(Collected data entries)
"""

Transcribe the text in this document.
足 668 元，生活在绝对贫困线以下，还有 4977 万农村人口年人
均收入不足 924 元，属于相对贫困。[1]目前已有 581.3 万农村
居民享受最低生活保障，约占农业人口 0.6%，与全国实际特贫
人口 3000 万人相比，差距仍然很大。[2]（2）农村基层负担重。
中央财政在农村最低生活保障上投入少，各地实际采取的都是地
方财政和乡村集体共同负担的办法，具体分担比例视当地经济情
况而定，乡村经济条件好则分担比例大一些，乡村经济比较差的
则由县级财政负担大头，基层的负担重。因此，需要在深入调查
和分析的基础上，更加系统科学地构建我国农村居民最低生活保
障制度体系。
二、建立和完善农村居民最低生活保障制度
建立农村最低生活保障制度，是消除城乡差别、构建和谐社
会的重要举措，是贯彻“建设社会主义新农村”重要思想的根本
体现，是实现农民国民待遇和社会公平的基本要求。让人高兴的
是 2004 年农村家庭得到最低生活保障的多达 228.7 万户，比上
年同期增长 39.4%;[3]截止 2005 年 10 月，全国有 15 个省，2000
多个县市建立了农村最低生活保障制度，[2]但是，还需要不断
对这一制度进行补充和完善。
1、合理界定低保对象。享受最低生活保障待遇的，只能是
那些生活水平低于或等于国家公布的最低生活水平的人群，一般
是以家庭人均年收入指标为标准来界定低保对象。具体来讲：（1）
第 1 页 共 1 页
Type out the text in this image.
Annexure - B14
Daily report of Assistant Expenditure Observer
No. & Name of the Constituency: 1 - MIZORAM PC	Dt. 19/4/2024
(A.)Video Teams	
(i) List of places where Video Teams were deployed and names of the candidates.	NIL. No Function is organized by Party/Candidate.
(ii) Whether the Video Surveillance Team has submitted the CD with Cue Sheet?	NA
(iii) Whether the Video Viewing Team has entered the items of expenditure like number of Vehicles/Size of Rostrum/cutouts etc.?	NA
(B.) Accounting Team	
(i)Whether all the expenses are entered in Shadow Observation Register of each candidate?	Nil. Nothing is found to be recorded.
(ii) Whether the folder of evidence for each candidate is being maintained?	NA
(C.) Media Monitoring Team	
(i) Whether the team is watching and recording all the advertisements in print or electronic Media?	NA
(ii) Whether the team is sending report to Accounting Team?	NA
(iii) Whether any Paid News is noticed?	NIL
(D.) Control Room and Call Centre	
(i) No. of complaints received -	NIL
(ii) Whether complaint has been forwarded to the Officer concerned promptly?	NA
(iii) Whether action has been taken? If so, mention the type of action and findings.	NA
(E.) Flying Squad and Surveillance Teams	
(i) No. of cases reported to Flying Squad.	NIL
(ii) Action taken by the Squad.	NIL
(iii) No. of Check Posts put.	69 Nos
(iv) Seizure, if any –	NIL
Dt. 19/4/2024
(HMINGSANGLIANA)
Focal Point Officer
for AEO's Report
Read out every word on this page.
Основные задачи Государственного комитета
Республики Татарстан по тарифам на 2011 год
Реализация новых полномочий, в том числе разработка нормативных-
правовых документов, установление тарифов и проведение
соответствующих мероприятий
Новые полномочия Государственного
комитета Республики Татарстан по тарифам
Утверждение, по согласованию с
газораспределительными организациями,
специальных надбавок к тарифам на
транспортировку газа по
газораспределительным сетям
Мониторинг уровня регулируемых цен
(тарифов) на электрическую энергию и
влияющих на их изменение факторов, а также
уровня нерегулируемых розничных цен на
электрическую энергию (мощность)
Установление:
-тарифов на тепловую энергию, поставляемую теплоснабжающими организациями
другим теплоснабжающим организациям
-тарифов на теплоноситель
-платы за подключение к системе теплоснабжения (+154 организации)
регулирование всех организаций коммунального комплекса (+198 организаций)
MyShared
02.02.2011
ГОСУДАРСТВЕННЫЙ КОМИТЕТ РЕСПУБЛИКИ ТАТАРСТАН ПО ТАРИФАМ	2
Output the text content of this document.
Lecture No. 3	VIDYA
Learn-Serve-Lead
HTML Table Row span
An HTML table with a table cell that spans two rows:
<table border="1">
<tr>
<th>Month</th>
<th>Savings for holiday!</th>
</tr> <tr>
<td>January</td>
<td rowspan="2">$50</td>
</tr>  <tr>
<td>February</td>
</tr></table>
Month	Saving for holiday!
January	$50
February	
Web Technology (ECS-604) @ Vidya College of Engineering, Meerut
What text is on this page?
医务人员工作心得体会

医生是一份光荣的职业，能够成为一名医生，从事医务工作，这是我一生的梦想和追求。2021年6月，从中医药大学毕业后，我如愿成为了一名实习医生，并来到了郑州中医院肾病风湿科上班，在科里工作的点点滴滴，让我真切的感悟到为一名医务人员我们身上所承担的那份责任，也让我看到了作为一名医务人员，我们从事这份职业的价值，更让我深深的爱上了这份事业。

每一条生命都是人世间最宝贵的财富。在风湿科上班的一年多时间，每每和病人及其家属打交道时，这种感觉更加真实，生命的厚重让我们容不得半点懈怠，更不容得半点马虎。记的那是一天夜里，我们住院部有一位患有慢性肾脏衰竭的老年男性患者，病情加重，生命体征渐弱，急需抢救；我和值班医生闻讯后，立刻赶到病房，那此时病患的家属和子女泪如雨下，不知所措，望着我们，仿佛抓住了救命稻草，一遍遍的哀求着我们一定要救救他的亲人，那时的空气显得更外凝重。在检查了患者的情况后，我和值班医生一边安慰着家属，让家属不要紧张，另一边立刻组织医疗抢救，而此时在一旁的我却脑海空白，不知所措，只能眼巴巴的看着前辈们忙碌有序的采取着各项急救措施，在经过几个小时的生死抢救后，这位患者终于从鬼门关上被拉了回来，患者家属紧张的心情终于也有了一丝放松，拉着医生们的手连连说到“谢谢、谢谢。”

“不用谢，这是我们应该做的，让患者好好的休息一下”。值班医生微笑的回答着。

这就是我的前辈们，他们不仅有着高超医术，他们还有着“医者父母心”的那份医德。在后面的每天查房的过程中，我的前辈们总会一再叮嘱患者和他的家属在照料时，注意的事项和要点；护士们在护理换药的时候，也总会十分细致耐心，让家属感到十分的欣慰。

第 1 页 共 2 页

"""

WRITTEN TASK: State the count of lines with the word "document" in them, and write nothing else.

OUTPUT OF THE EXERCISE: 2